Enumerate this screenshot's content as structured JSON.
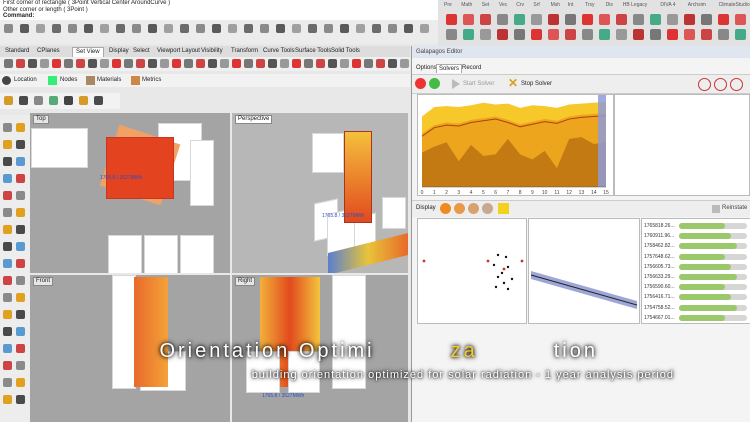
{
  "command": {
    "line1": "First corner of rectangle ( 3Point  Vertical  Center  AroundCurve )",
    "line2": "Other corner or length ( 3Point )",
    "prompt": "Command:"
  },
  "toolbar_tabs": [
    "Standard",
    "CPlanes",
    "Set View",
    "Display",
    "Select",
    "Viewport Layout",
    "Visibility",
    "Transform",
    "Curve Tools",
    "Surface Tools",
    "Solid Tools"
  ],
  "panel_tabs": [
    "Location",
    "Nodes",
    "Materials",
    "Metrics"
  ],
  "viewports": {
    "top": {
      "label": "Top",
      "annotation": "1765.8 / 3527MWh"
    },
    "perspective": {
      "label": "Perspective",
      "annotation": "1765.8 / 3527MWh"
    },
    "front": {
      "label": "Front"
    },
    "right": {
      "label": "Right",
      "annotation": "1765.8 / 3527MWh"
    }
  },
  "gh_menu": [
    "Pre",
    "Math",
    "Set",
    "Vec",
    "Crv",
    "Srf",
    "Msh",
    "Int",
    "Trsy",
    "Dis",
    "HB Legacy",
    "DIVA 4",
    "Archsim",
    "ClimateStudio"
  ],
  "galapagos": {
    "title": "Galapagos Editor",
    "tabs": [
      "Options",
      "Solvers",
      "Record"
    ],
    "start_label": "Start Solver",
    "stop_label": "Stop Solver",
    "display_label": "Display",
    "reinstate_label": "Reinstate",
    "axis_labels": [
      "0",
      "1",
      "2",
      "3",
      "4",
      "5",
      "6",
      "7",
      "8",
      "9",
      "10",
      "11",
      "12",
      "13",
      "14",
      "15"
    ],
    "fitness_values": [
      "1765818.26...",
      "1760911.96...",
      "1758462.82...",
      "1757648.62...",
      "1756605.73...",
      "1756633.29...",
      "1756590.60...",
      "1756416.71...",
      "1754758.52...",
      "1754667.01..."
    ]
  },
  "chart_data": {
    "type": "area",
    "x": [
      0,
      1,
      2,
      3,
      4,
      5,
      6,
      7,
      8,
      9,
      10,
      11,
      12,
      13,
      14,
      15
    ],
    "series": [
      {
        "values": [
          0.82,
          0.93,
          0.94,
          0.93,
          0.95,
          0.98,
          0.96,
          0.97,
          0.92,
          0.95,
          0.94,
          0.92,
          0.96,
          0.97,
          0.98,
          0.99
        ]
      },
      {
        "values": [
          0.62,
          0.72,
          0.75,
          0.74,
          0.78,
          0.8,
          0.82,
          0.78,
          0.73,
          0.76,
          0.79,
          0.77,
          0.82,
          0.84,
          0.85,
          0.86
        ]
      },
      {
        "values": [
          0.4,
          0.47,
          0.52,
          0.3,
          0.49,
          0.36,
          0.38,
          0.56,
          0.38,
          0.32,
          0.42,
          0.22,
          0.56,
          0.58,
          0.5,
          0.52
        ]
      }
    ],
    "colors": [
      "#f6c829",
      "#eca51c",
      "#c47a12"
    ],
    "xlim": [
      0,
      15
    ],
    "ylim": [
      0,
      1
    ]
  },
  "overlay": {
    "title_a": "Orientation Optimi",
    "title_b": "za",
    "title_c": "tion",
    "subtitle": "building orientation optimized for solar radiation - 1 year analysis period"
  }
}
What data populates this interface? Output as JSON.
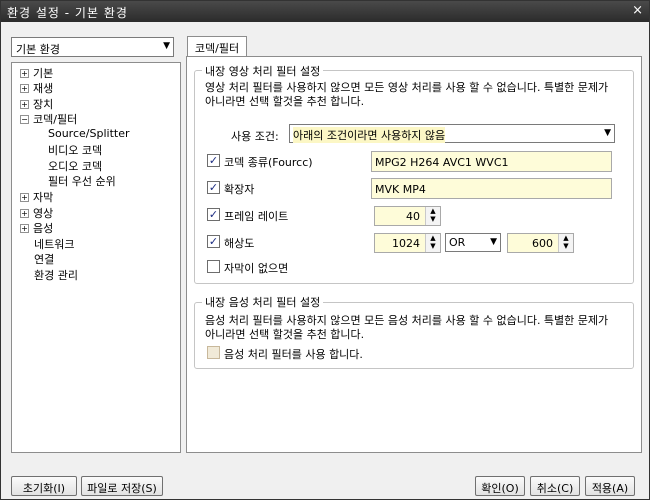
{
  "window": {
    "title": "환경 설정 - 기본 환경",
    "close_icon": "×"
  },
  "preset": {
    "value": "기본 환경"
  },
  "tree": [
    {
      "label": "기본",
      "expander": "+"
    },
    {
      "label": "재생",
      "expander": "+"
    },
    {
      "label": "장치",
      "expander": "+"
    },
    {
      "label": "코덱/필터",
      "expander": "−"
    },
    {
      "label": "Source/Splitter",
      "expander": ""
    },
    {
      "label": "비디오 코덱",
      "expander": ""
    },
    {
      "label": "오디오 코덱",
      "expander": ""
    },
    {
      "label": "필터 우선 순위",
      "expander": ""
    },
    {
      "label": "자막",
      "expander": "+"
    },
    {
      "label": "영상",
      "expander": "+"
    },
    {
      "label": "음성",
      "expander": "+"
    },
    {
      "label": "네트워크",
      "expander": ""
    },
    {
      "label": "연결",
      "expander": ""
    },
    {
      "label": "환경 관리",
      "expander": ""
    }
  ],
  "tab": {
    "label": "코덱/필터"
  },
  "video_group": {
    "title": "내장 영상 처리 필터 설정",
    "desc": "영상 처리 필터를 사용하지 않으면 모든 영상 처리를 사용 할 수 없습니다. 특별한 문제가 아니라면 선택 할것을 추천 합니다.",
    "condition_label": "사용 조건:",
    "condition_value": "아래의 조건이라면 사용하지 않음",
    "fourcc": {
      "label": "코덱 종류(Fourcc)",
      "checked": true,
      "value": "MPG2 H264 AVC1 WVC1"
    },
    "ext": {
      "label": "확장자",
      "checked": true,
      "value": "MVK MP4"
    },
    "framerate": {
      "label": "프레임 레이트",
      "checked": true,
      "value": "40"
    },
    "resolution": {
      "label": "해상도",
      "checked": true,
      "width": "1024",
      "op": "OR",
      "height": "600"
    },
    "nosub": {
      "label": "자막이 없으면",
      "checked": false
    }
  },
  "audio_group": {
    "title": "내장 음성 처리 필터 설정",
    "desc": "음성 처리 필터를 사용하지 않으면 모든 음성 처리를 사용 할 수 없습니다. 특별한 문제가 아니라면 선택 할것을 추천 합니다.",
    "use": {
      "label": "음성 처리 필터를 사용 합니다.",
      "checked": false
    }
  },
  "buttons": {
    "reset": "초기화(I)",
    "save_file": "파일로 저장(S)",
    "ok": "확인(O)",
    "cancel": "취소(C)",
    "apply": "적용(A)"
  }
}
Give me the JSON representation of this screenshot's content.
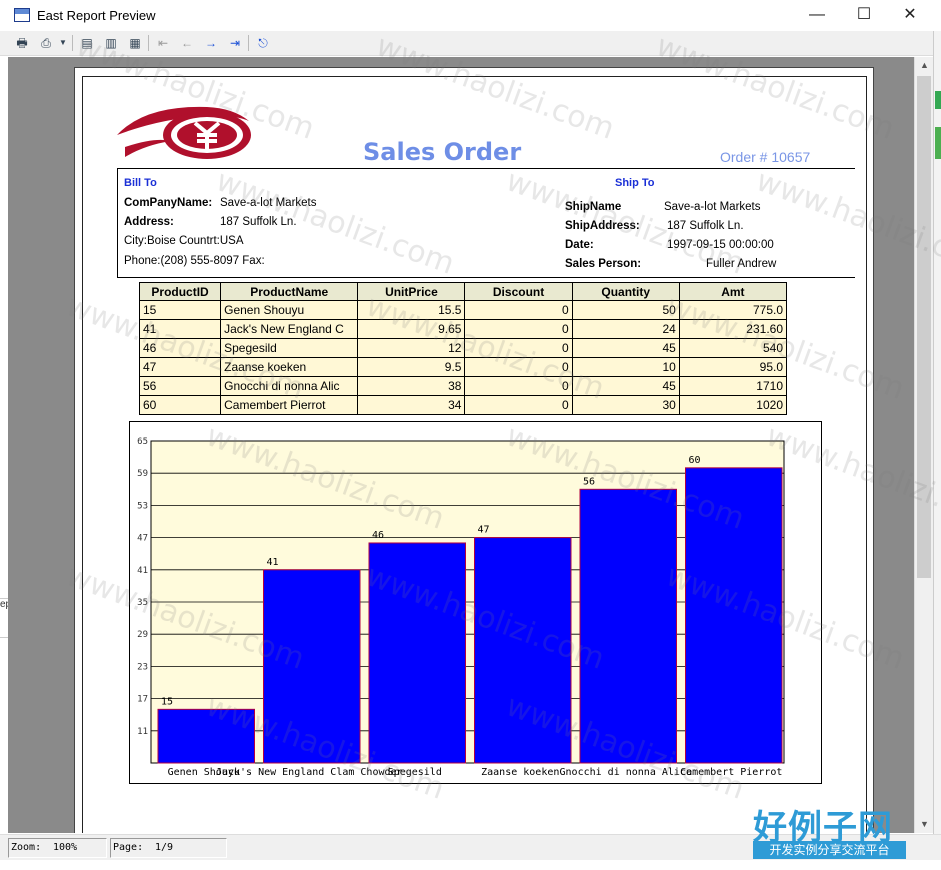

____

▶ **Work required**
Copy out all the entries exactly. Images stay out of the copy.

▶ **Complete answer**
Enumerate this screenshot's content as structured JSON.
{
  "command": {
    "line1": "First corner of rectangle ( 3Point  Vertical  Center  AroundCurve )",
    "line2": "Other corner or length ( 3Point )",
    "prompt": "Command:"
  },
  "toolbar_tabs": [
    "Standard",
    "CPlanes",
    "Set View",
    "Display",
    "Select",
    "Viewport Layout",
    "Visibility",
    "Transform",
    "Curve Tools",
    "Surface Tools",
    "Solid Tools"
  ],
  "panel_tabs": [
    "Location",
    "Nodes",
    "Materials",
    "Metrics"
  ],
  "viewports": {
    "top": {
      "label": "Top",
      "annotation": "1765.8 / 3527MWh"
    },
    "perspective": {
      "label": "Perspective",
      "annotation": "1765.8 / 3527MWh"
    },
    "front": {
      "label": "Front"
    },
    "right": {
      "label": "Right",
      "annotation": "1765.8 / 3527MWh"
    }
  },
  "gh_menu": [
    "Pre",
    "Math",
    "Set",
    "Vec",
    "Crv",
    "Srf",
    "Msh",
    "Int",
    "Trsy",
    "Dis",
    "HB Legacy",
    "DIVA 4",
    "Archsim",
    "ClimateStudio"
  ],
  "galapagos": {
    "title": "Galapagos Editor",
    "tabs": [
      "Options",
      "Solvers",
      "Record"
    ],
    "start_label": "Start Solver",
    "stop_label": "Stop Solver",
    "display_label": "Display",
    "reinstate_label": "Reinstate",
    "axis_labels": [
      "0",
      "1",
      "2",
      "3",
      "4",
      "5",
      "6",
      "7",
      "8",
      "9",
      "10",
      "11",
      "12",
      "13",
      "14",
      "15"
    ],
    "fitness_values": [
      "1765818.26...",
      "1760911.96...",
      "1758462.82...",
      "1757648.62...",
      "1756605.73...",
      "1756633.29...",
      "1756590.60...",
      "1756416.71...",
      "1754758.52...",
      "1754667.01..."
    ]
  },
  "chart_data": {
    "type": "area",
    "x": [
      0,
      1,
      2,
      3,
      4,
      5,
      6,
      7,
      8,
      9,
      10,
      11,
      12,
      13,
      14,
      15
    ],
    "series": [
      {
        "values": [
          0.82,
          0.93,
          0.94,
          0.93,
          0.95,
          0.98,
          0.96,
          0.97,
          0.92,
          0.95,
          0.94,
          0.92,
          0.96,
          0.97,
          0.98,
          0.99
        ]
      },
      {
        "values": [
          0.62,
          0.72,
          0.75,
          0.74,
          0.78,
          0.8,
          0.82,
          0.78,
          0.73,
          0.76,
          0.79,
          0.77,
          0.82,
          0.84,
          0.85,
          0.86
        ]
      },
      {
        "values": [
          0.4,
          0.47,
          0.52,
          0.3,
          0.49,
          0.36,
          0.38,
          0.56,
          0.38,
          0.32,
          0.42,
          0.22,
          0.56,
          0.58,
          0.5,
          0.52
        ]
      }
    ],
    "colors": [
      "#f6c829",
      "#eca51c",
      "#c47a12"
    ],
    "xlim": [
      0,
      15
    ],
    "ylim": [
      0,
      1
    ]
  },
  "overlay": {
    "title_a": "Orientation Optimi",
    "title_b": "za",
    "title_c": "tion",
    "subtitle": "building orientation optimized for solar radiation - 1 year analysis period"
  }
}
What data populates this interface? Output as JSON.
{
  "window": {
    "title": "환경 설정 - 기본 환경",
    "close_icon": "×"
  },
  "preset": {
    "value": "기본 환경"
  },
  "tree": [
    {
      "label": "기본",
      "expander": "+"
    },
    {
      "label": "재생",
      "expander": "+"
    },
    {
      "label": "장치",
      "expander": "+"
    },
    {
      "label": "코덱/필터",
      "expander": "−"
    },
    {
      "label": "Source/Splitter",
      "expander": ""
    },
    {
      "label": "비디오 코덱",
      "expander": ""
    },
    {
      "label": "오디오 코덱",
      "expander": ""
    },
    {
      "label": "필터 우선 순위",
      "expander": ""
    },
    {
      "label": "자막",
      "expander": "+"
    },
    {
      "label": "영상",
      "expander": "+"
    },
    {
      "label": "음성",
      "expander": "+"
    },
    {
      "label": "네트워크",
      "expander": ""
    },
    {
      "label": "연결",
      "expander": ""
    },
    {
      "label": "환경 관리",
      "expander": ""
    }
  ],
  "tab": {
    "label": "코덱/필터"
  },
  "video_group": {
    "title": "내장 영상 처리 필터 설정",
    "desc": "영상 처리 필터를 사용하지 않으면 모든 영상 처리를 사용 할 수 없습니다. 특별한 문제가 아니라면 선택 할것을 추천 합니다.",
    "condition_label": "사용 조건:",
    "condition_value": "아래의 조건이라면 사용하지 않음",
    "fourcc": {
      "label": "코덱 종류(Fourcc)",
      "checked": true,
      "value": "MPG2 H264 AVC1 WVC1"
    },
    "ext": {
      "label": "확장자",
      "checked": true,
      "value": "MVK MP4"
    },
    "framerate": {
      "label": "프레임 레이트",
      "checked": true,
      "value": "40"
    },
    "resolution": {
      "label": "해상도",
      "checked": true,
      "width": "1024",
      "op": "OR",
      "height": "600"
    },
    "nosub": {
      "label": "자막이 없으면",
      "checked": false
    }
  },
  "audio_group": {
    "title": "내장 음성 처리 필터 설정",
    "desc": "음성 처리 필터를 사용하지 않으면 모든 음성 처리를 사용 할 수 없습니다. 특별한 문제가 아니라면 선택 할것을 추천 합니다.",
    "use": {
      "label": "음성 처리 필터를 사용 합니다.",
      "checked": false
    }
  },
  "buttons": {
    "reset": "초기화(I)",
    "save_file": "파일로 저장(S)",
    "ok": "확인(O)",
    "cancel": "취소(C)",
    "apply": "적용(A)"
  }
}
Give me the JSON representation of this screenshot's content.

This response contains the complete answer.